:: Task data ::

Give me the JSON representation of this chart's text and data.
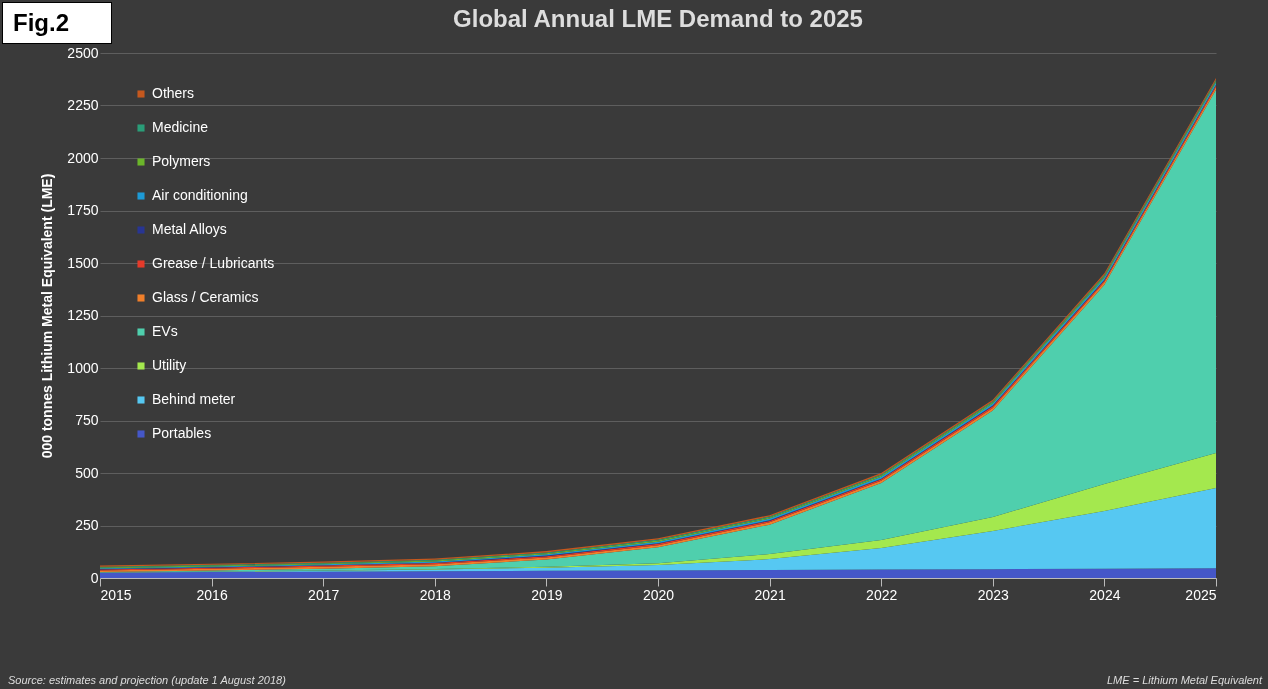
{
  "chart_data": {
    "type": "area",
    "title": "Global Annual LME Demand to 2025",
    "ylabel": "000 tonnes Lithium Metal Equivalent (LME)",
    "stacked": true,
    "x": [
      2015,
      2016,
      2017,
      2018,
      2019,
      2020,
      2021,
      2022,
      2023,
      2024,
      2025
    ],
    "xlim": [
      2015,
      2025
    ],
    "xticks": [
      2015,
      2016,
      2017,
      2018,
      2019,
      2020,
      2021,
      2022,
      2023,
      2024,
      2025
    ],
    "ylim": [
      0,
      2500
    ],
    "yticks": [
      0,
      250,
      500,
      750,
      1000,
      1250,
      1500,
      1750,
      2000,
      2250,
      2500
    ],
    "grid": "y",
    "legend": "top left",
    "annotations": [
      "Fig.2",
      "Source:  estimates and projection (update 1 August 2018)",
      "LME = Lithium Metal Equivalent"
    ],
    "series": [
      {
        "name": "Portables",
        "color": "#4557c8",
        "values": [
          25,
          28,
          30,
          32,
          34,
          36,
          38,
          40,
          42,
          44,
          46
        ]
      },
      {
        "name": "Behind meter",
        "color": "#56c8f2",
        "values": [
          1,
          2,
          4,
          8,
          15,
          26,
          52,
          103,
          182,
          275,
          383
        ]
      },
      {
        "name": "Utility",
        "color": "#a4e84e",
        "values": [
          1,
          1,
          2,
          3,
          5,
          8,
          24,
          38,
          66,
          129,
          166
        ]
      },
      {
        "name": "EVs",
        "color": "#4fcfad",
        "values": [
          1,
          5,
          8,
          13,
          34,
          76,
          140,
          271,
          508,
          949,
          1730
        ]
      },
      {
        "name": "Glass / Ceramics",
        "color": "#f07f2a",
        "values": [
          8,
          8,
          9,
          9,
          10,
          10,
          11,
          11,
          12,
          12,
          13
        ]
      },
      {
        "name": "Grease / Lubricants",
        "color": "#e53a2a",
        "values": [
          5,
          5,
          6,
          6,
          6,
          7,
          7,
          7,
          8,
          8,
          8
        ]
      },
      {
        "name": "Metal Alloys",
        "color": "#283593",
        "values": [
          2,
          2,
          2,
          2,
          3,
          3,
          3,
          3,
          3,
          3,
          3
        ]
      },
      {
        "name": "Air conditioning",
        "color": "#1d9ad6",
        "values": [
          3,
          4,
          4,
          5,
          6,
          7,
          8,
          9,
          10,
          11,
          12
        ]
      },
      {
        "name": "Polymers",
        "color": "#6bb52a",
        "values": [
          4,
          4,
          4,
          5,
          5,
          5,
          5,
          6,
          6,
          6,
          6
        ]
      },
      {
        "name": "Medicine",
        "color": "#2a9d78",
        "values": [
          4,
          4,
          4,
          4,
          4,
          5,
          5,
          5,
          5,
          6,
          6
        ]
      },
      {
        "name": "Others",
        "color": "#c5581e",
        "values": [
          5,
          5,
          5,
          6,
          6,
          6,
          6,
          7,
          7,
          8,
          8
        ]
      }
    ]
  }
}
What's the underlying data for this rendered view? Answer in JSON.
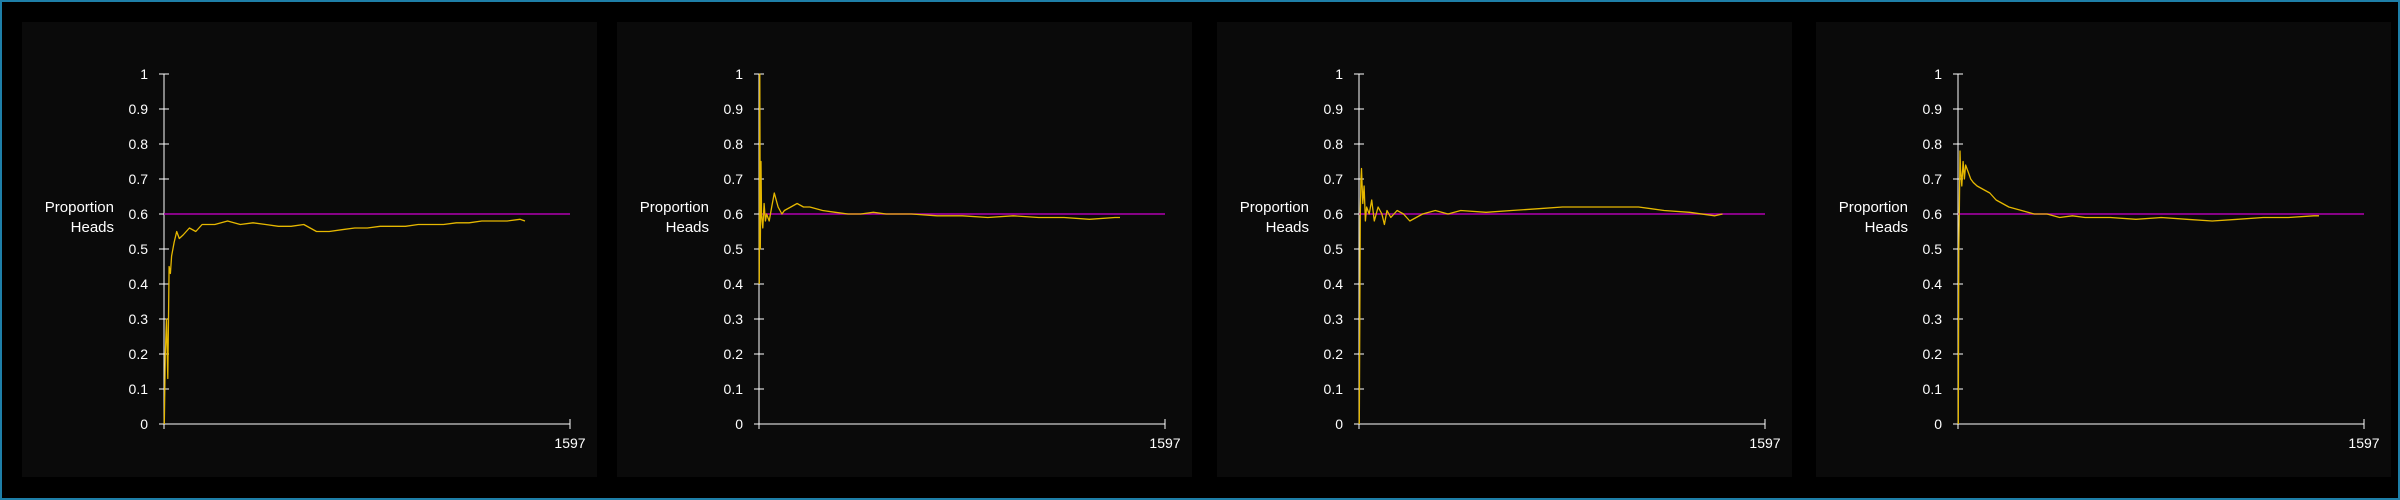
{
  "chart_data": [
    {
      "type": "line",
      "ylabel": "Proportion Heads",
      "ylabel_lines": [
        "Proportion",
        "Heads"
      ],
      "xlim": [
        0,
        1597
      ],
      "ylim": [
        0,
        1
      ],
      "y_ticks": [
        "0",
        "0.1",
        "0.2",
        "0.3",
        "0.4",
        "0.5",
        "0.6",
        "0.7",
        "0.8",
        "0.9",
        "1"
      ],
      "x_tick_labels": [
        "1597"
      ],
      "reference_line": {
        "y": 0.6,
        "color": "#b000b0"
      },
      "line_color": "#e6b800",
      "series": [
        {
          "x": [
            1,
            5,
            10,
            15,
            20,
            25,
            30,
            40,
            50,
            60,
            75,
            100,
            125,
            150,
            200,
            250,
            300,
            350,
            400,
            450,
            500,
            550,
            600,
            650,
            700,
            750,
            800,
            850,
            900,
            950,
            1000,
            1050,
            1100,
            1150,
            1200,
            1250,
            1300,
            1350,
            1400,
            1420
          ],
          "values": [
            0.0,
            0.2,
            0.3,
            0.13,
            0.45,
            0.43,
            0.48,
            0.52,
            0.55,
            0.53,
            0.54,
            0.56,
            0.55,
            0.57,
            0.57,
            0.58,
            0.57,
            0.575,
            0.57,
            0.565,
            0.565,
            0.57,
            0.55,
            0.55,
            0.555,
            0.56,
            0.56,
            0.565,
            0.565,
            0.565,
            0.57,
            0.57,
            0.57,
            0.575,
            0.575,
            0.58,
            0.58,
            0.58,
            0.585,
            0.58
          ]
        }
      ]
    },
    {
      "type": "line",
      "ylabel": "Proportion Heads",
      "ylabel_lines": [
        "Proportion",
        "Heads"
      ],
      "xlim": [
        0,
        1597
      ],
      "ylim": [
        0,
        1
      ],
      "y_ticks": [
        "0",
        "0.1",
        "0.2",
        "0.3",
        "0.4",
        "0.5",
        "0.6",
        "0.7",
        "0.8",
        "0.9",
        "1"
      ],
      "x_tick_labels": [
        "1597"
      ],
      "reference_line": {
        "y": 0.6,
        "color": "#b000b0"
      },
      "line_color": "#e6b800",
      "series": [
        {
          "x": [
            1,
            3,
            5,
            8,
            10,
            15,
            20,
            25,
            30,
            40,
            50,
            60,
            75,
            90,
            100,
            125,
            150,
            175,
            200,
            250,
            300,
            350,
            400,
            450,
            500,
            600,
            700,
            800,
            900,
            1000,
            1100,
            1200,
            1300,
            1400,
            1420
          ],
          "values": [
            0.4,
            1.0,
            0.5,
            0.75,
            0.6,
            0.56,
            0.63,
            0.58,
            0.6,
            0.58,
            0.62,
            0.66,
            0.62,
            0.6,
            0.61,
            0.62,
            0.63,
            0.62,
            0.62,
            0.61,
            0.605,
            0.6,
            0.6,
            0.605,
            0.6,
            0.6,
            0.595,
            0.595,
            0.59,
            0.595,
            0.59,
            0.59,
            0.585,
            0.59,
            0.59
          ]
        }
      ]
    },
    {
      "type": "line",
      "ylabel": "Proportion Heads",
      "ylabel_lines": [
        "Proportion",
        "Heads"
      ],
      "xlim": [
        0,
        1597
      ],
      "ylim": [
        0,
        1
      ],
      "y_ticks": [
        "0",
        "0.1",
        "0.2",
        "0.3",
        "0.4",
        "0.5",
        "0.6",
        "0.7",
        "0.8",
        "0.9",
        "1"
      ],
      "x_tick_labels": [
        "1597"
      ],
      "reference_line": {
        "y": 0.6,
        "color": "#b000b0"
      },
      "line_color": "#e6b800",
      "series": [
        {
          "x": [
            1,
            3,
            5,
            8,
            10,
            15,
            20,
            25,
            30,
            40,
            50,
            60,
            75,
            90,
            100,
            110,
            125,
            150,
            175,
            200,
            225,
            250,
            300,
            350,
            400,
            500,
            600,
            700,
            800,
            900,
            1000,
            1100,
            1200,
            1300,
            1400,
            1430
          ],
          "values": [
            0.0,
            0.3,
            0.6,
            0.7,
            0.73,
            0.63,
            0.68,
            0.58,
            0.62,
            0.6,
            0.64,
            0.58,
            0.62,
            0.6,
            0.57,
            0.61,
            0.59,
            0.61,
            0.6,
            0.58,
            0.59,
            0.6,
            0.61,
            0.6,
            0.61,
            0.605,
            0.61,
            0.615,
            0.62,
            0.62,
            0.62,
            0.62,
            0.61,
            0.605,
            0.595,
            0.6
          ]
        }
      ]
    },
    {
      "type": "line",
      "ylabel": "Proportion Heads",
      "ylabel_lines": [
        "Proportion",
        "Heads"
      ],
      "xlim": [
        0,
        1597
      ],
      "ylim": [
        0,
        1
      ],
      "y_ticks": [
        "0",
        "0.1",
        "0.2",
        "0.3",
        "0.4",
        "0.5",
        "0.6",
        "0.7",
        "0.8",
        "0.9",
        "1"
      ],
      "x_tick_labels": [
        "1597"
      ],
      "reference_line": {
        "y": 0.6,
        "color": "#b000b0"
      },
      "line_color": "#e6b800",
      "series": [
        {
          "x": [
            1,
            3,
            5,
            8,
            10,
            15,
            20,
            25,
            30,
            40,
            50,
            60,
            75,
            100,
            125,
            150,
            175,
            200,
            250,
            300,
            350,
            400,
            450,
            500,
            600,
            700,
            800,
            900,
            1000,
            1100,
            1200,
            1300,
            1400,
            1420
          ],
          "values": [
            0.0,
            0.5,
            0.6,
            0.78,
            0.73,
            0.68,
            0.75,
            0.7,
            0.74,
            0.72,
            0.7,
            0.69,
            0.68,
            0.67,
            0.66,
            0.64,
            0.63,
            0.62,
            0.61,
            0.6,
            0.6,
            0.59,
            0.595,
            0.59,
            0.59,
            0.585,
            0.59,
            0.585,
            0.58,
            0.585,
            0.59,
            0.59,
            0.595,
            0.595
          ]
        }
      ]
    }
  ]
}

:: Task description ::
State how many lines of the records above contain the word "Equivalent", giving only that number.

:: Full answer ::
2